- [Given request]: Transcribe the listing below word for word.

[Stored records]
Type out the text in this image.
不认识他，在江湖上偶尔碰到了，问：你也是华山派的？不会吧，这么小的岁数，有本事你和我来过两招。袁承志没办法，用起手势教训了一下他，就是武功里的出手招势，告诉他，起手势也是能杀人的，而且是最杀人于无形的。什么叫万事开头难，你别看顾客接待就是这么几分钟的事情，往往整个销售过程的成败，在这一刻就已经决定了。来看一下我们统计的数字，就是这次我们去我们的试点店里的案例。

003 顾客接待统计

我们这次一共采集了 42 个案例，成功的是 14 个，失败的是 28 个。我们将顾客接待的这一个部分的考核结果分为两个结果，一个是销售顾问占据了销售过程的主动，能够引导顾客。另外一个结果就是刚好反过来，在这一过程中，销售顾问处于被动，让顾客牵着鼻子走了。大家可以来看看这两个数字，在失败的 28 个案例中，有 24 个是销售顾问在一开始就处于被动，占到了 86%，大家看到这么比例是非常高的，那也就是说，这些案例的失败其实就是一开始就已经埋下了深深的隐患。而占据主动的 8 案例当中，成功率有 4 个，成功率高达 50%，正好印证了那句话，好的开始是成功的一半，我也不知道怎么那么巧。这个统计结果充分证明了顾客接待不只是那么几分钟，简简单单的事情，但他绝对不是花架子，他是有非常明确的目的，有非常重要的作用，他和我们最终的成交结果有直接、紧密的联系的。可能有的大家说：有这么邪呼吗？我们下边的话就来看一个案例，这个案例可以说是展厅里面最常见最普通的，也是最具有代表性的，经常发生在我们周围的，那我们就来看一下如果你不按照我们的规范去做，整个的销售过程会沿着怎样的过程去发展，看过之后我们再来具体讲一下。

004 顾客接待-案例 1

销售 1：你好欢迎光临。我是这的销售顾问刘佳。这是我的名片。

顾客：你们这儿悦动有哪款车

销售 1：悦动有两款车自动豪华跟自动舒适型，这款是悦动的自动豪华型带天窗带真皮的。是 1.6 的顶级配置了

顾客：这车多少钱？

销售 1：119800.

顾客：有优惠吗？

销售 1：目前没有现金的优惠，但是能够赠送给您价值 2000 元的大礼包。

- [Response to this task]:
Type out the text in this image.
不认识他，在江湖上偶尔碰到了，问：你也是华山派的？不会吧，这么小的岁数，有本事你和我来过两招。袁承志没办法，用起手势教训了一下他，就是武功里的出手招势，告诉他，起手势也是能杀人的，而且是最杀人于无形的。什么叫万事开头难，你别看顾客接待就是这么几分钟的事情，往往整个销售过程的成败，在这一刻就已经决定了。来看一下我们统计的数字，就是这次我们去我们的试点店里的案例。

003 顾客接待统计

我们这次一共采集了 42 个案例，成功的是 14 个，失败的是 28 个。我们将顾客接待的这一个部分的考核结果分为两个结果，一个是销售顾问占据了销售过程的主动，能够引导顾客。另外一个结果就是刚好反过来，在这一过程中，销售顾问处于被动，让顾客牵着鼻子走了。大家可以来看看这两个数字，在失败的 28 个案例中，有 24 个是销售顾问在一开始就处于被动，占到了 86%，大家看到这么比例是非常高的，那也就是说，这些案例的失败其实就是一开始就已经埋下了深深的隐患。而占据主动的 8 案例当中，成功率有 4 个，成功率高达 50%，正好印证了那句话，好的开始是成功的一半，我也不知道怎么那么巧。这个统计结果充分证明了顾客接待不只是那么几分钟，简简单单的事情，但他绝对不是花架子，他是有非常明确的目的，有非常重要的作用，他和我们最终的成交结果有直接、紧密的联系的。可能有的大家说：有这么邪呼吗？我们下边的话就来看一个案例，这个案例可以说是展厅里面最常见最普通的，也是最具有代表性的，经常发生在我们周围的，那我们就来看一下如果你不按照我们的规范去做，整个的销售过程会沿着怎样的过程去发展，看过之后我们再来具体讲一下。

004 顾客接待-案例 1

销售 1：你好欢迎光临。我是这的销售顾问刘佳。这是我的名片。

顾客：你们这儿悦动有哪款车

销售 1：悦动有两款车自动豪华跟自动舒适型，这款是悦动的自动豪华型带天窗带真皮的。是 1.6 的顶级配置了

顾客：这车多少钱？

销售 1：119800.

顾客：有优惠吗？

销售 1：目前没有现金的优惠，但是能够赠送给您价值 2000 元的大礼包。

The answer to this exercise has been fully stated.